TO BE DONE:
Pull out each line of the records holding the string "subtitle".

EXERCISE INPUTS:
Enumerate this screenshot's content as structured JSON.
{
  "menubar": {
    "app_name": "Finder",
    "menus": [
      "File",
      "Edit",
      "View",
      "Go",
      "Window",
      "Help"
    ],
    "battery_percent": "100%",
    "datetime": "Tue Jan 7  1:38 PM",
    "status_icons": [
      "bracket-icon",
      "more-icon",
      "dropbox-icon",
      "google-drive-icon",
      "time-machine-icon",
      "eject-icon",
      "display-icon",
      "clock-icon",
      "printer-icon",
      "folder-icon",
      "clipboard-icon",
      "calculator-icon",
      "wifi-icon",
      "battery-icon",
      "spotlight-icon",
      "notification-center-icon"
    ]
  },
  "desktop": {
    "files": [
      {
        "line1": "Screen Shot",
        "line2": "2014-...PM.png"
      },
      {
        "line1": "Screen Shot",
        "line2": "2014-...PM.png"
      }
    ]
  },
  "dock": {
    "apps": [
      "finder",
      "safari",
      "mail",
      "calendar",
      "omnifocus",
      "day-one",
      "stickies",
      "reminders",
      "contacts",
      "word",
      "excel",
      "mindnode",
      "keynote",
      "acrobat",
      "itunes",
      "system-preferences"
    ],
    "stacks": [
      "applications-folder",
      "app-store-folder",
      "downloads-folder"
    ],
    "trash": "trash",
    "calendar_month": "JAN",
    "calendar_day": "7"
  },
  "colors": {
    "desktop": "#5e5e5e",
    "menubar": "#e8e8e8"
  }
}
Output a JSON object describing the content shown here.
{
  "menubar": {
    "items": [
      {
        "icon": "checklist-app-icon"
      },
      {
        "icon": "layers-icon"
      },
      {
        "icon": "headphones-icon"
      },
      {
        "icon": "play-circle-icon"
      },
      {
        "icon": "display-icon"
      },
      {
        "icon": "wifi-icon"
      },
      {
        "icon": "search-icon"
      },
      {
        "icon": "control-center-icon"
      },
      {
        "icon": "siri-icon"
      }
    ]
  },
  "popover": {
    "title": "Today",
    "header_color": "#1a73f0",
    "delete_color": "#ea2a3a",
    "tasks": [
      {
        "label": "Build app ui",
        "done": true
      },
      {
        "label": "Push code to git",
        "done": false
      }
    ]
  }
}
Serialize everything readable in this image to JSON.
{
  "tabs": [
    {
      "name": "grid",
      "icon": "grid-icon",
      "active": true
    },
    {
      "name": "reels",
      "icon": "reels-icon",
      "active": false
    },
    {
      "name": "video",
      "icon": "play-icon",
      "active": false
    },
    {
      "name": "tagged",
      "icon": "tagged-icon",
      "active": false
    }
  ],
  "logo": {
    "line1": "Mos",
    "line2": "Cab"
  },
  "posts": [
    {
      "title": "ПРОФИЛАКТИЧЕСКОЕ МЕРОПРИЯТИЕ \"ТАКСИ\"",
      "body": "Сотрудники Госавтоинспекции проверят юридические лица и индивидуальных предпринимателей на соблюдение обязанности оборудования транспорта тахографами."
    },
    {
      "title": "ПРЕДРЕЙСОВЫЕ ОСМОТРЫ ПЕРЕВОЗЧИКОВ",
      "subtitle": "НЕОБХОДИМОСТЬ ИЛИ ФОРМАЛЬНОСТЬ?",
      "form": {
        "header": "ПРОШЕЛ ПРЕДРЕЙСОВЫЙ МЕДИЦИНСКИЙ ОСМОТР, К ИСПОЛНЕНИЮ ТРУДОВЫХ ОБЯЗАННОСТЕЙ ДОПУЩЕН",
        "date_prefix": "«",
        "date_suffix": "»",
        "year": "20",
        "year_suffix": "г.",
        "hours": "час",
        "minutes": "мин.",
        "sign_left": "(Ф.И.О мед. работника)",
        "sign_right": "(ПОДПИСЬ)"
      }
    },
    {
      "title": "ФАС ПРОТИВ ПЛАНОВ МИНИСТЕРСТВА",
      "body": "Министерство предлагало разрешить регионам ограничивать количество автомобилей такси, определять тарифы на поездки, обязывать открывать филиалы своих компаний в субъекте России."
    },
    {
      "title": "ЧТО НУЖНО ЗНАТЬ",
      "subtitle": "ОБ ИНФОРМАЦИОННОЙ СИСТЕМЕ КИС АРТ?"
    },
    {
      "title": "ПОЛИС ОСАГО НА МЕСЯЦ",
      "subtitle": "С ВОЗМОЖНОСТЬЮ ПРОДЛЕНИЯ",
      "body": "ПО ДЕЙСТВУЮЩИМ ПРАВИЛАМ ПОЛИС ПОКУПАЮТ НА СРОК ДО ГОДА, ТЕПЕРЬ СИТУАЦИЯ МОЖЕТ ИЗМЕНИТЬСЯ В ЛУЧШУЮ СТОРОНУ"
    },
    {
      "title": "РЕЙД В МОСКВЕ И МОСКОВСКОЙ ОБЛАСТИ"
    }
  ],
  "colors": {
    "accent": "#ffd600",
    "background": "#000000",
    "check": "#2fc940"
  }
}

RESULT BELOW:
      "subtitle": "НЕОБХОДИМОСТЬ ИЛИ ФОРМАЛЬНОСТЬ?",
      "subtitle": "ОБ ИНФОРМАЦИОННОЙ СИСТЕМЕ КИС АРТ?"
      "subtitle": "С ВОЗМОЖНОСТЬЮ ПРОДЛЕНИЯ",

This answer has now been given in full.